### Exercise goal
Which lines include the word "JSON"? Copy each of them.

### Records supplied
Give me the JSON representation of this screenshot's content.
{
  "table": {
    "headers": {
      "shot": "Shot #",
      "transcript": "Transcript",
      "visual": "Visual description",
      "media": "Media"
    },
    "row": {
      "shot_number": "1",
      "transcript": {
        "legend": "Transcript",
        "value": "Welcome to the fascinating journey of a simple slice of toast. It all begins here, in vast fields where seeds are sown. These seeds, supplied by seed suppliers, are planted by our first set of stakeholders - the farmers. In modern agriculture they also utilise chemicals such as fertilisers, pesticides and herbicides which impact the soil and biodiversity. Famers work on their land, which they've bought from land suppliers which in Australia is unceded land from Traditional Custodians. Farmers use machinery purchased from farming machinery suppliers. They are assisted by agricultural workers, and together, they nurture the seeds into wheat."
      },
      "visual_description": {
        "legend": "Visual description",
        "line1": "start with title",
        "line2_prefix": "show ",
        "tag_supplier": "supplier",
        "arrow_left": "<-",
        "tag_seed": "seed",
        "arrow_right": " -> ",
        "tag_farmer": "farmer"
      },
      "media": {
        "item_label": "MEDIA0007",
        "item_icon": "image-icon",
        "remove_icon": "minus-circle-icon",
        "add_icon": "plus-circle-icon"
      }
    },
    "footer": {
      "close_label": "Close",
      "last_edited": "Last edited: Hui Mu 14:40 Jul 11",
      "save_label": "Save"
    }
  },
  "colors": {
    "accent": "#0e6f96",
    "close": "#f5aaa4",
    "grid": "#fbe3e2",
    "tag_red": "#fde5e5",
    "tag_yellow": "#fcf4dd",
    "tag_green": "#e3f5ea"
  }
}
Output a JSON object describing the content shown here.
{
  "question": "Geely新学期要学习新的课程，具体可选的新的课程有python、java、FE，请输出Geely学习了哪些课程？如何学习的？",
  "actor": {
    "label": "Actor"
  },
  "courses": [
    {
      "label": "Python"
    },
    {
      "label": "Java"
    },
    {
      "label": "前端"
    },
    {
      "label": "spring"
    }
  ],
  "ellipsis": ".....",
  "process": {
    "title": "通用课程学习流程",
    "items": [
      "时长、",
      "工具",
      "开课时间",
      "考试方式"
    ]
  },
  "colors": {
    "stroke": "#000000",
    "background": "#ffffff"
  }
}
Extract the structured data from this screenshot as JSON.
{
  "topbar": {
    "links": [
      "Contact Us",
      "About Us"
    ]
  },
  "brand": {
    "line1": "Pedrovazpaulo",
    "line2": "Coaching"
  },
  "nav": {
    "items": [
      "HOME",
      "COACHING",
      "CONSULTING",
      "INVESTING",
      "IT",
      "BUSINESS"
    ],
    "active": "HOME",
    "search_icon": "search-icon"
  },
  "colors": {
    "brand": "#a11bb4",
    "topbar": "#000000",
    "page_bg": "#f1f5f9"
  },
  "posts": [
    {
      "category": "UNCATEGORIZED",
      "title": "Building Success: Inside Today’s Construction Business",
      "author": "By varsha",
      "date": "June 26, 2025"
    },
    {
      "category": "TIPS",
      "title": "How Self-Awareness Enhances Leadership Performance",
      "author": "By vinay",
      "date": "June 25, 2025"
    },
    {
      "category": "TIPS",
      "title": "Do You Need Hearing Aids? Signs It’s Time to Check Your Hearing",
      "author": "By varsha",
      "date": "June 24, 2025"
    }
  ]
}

### Reply to the task
Give me the JSON representation of this screenshot's content.
Output a JSON object describing the content shown here.
Extract the structured data from this screenshot as JSON.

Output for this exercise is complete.